_AIM OF THE EXERCISE_:
Repeat the material below exactly, with no pictures.

Entries taken from a collection:
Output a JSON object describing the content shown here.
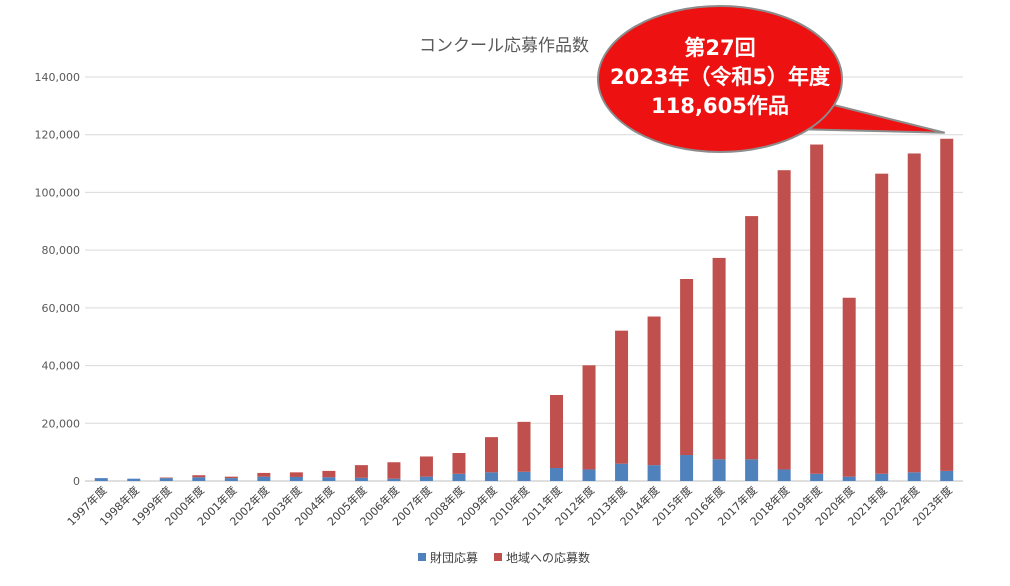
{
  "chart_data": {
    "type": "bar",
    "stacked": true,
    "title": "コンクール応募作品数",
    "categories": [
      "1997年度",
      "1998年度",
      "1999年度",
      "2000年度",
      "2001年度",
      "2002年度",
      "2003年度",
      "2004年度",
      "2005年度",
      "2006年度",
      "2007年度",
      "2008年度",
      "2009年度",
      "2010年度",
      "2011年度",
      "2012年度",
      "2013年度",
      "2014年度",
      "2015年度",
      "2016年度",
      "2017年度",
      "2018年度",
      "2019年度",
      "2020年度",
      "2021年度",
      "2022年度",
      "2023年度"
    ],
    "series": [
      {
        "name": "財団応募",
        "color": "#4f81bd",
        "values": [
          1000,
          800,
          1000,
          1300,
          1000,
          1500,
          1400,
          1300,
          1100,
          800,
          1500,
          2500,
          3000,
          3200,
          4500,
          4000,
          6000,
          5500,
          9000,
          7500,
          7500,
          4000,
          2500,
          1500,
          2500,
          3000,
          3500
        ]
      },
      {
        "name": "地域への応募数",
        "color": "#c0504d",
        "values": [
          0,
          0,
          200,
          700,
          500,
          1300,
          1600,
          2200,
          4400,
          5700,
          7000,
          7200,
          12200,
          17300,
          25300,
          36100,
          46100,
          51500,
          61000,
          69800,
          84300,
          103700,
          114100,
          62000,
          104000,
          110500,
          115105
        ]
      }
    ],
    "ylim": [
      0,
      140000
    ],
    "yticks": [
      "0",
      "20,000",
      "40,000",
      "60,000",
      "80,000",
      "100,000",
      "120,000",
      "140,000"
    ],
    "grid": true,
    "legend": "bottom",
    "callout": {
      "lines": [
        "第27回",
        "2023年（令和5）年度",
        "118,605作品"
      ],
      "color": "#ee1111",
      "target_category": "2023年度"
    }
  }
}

_ANSWER TO THIS TASK_:
Output a JSON object describing the content shown here.
{
  "chart_data": {
    "type": "bar",
    "stacked": true,
    "title": "コンクール応募作品数",
    "categories": [
      "1997年度",
      "1998年度",
      "1999年度",
      "2000年度",
      "2001年度",
      "2002年度",
      "2003年度",
      "2004年度",
      "2005年度",
      "2006年度",
      "2007年度",
      "2008年度",
      "2009年度",
      "2010年度",
      "2011年度",
      "2012年度",
      "2013年度",
      "2014年度",
      "2015年度",
      "2016年度",
      "2017年度",
      "2018年度",
      "2019年度",
      "2020年度",
      "2021年度",
      "2022年度",
      "2023年度"
    ],
    "series": [
      {
        "name": "財団応募",
        "color": "#4f81bd",
        "values": [
          1000,
          800,
          1000,
          1300,
          1000,
          1500,
          1400,
          1300,
          1100,
          800,
          1500,
          2500,
          3000,
          3200,
          4500,
          4000,
          6000,
          5500,
          9000,
          7500,
          7500,
          4000,
          2500,
          1500,
          2500,
          3000,
          3500
        ]
      },
      {
        "name": "地域への応募数",
        "color": "#c0504d",
        "values": [
          0,
          0,
          200,
          700,
          500,
          1300,
          1600,
          2200,
          4400,
          5700,
          7000,
          7200,
          12200,
          17300,
          25300,
          36100,
          46100,
          51500,
          61000,
          69800,
          84300,
          103700,
          114100,
          62000,
          104000,
          110500,
          115105
        ]
      }
    ],
    "ylim": [
      0,
      140000
    ],
    "yticks": [
      "0",
      "20,000",
      "40,000",
      "60,000",
      "80,000",
      "100,000",
      "120,000",
      "140,000"
    ],
    "grid": true,
    "legend": "bottom",
    "callout": {
      "lines": [
        "第27回",
        "2023年（令和5）年度",
        "118,605作品"
      ],
      "color": "#ee1111",
      "target_category": "2023年度"
    }
  }
}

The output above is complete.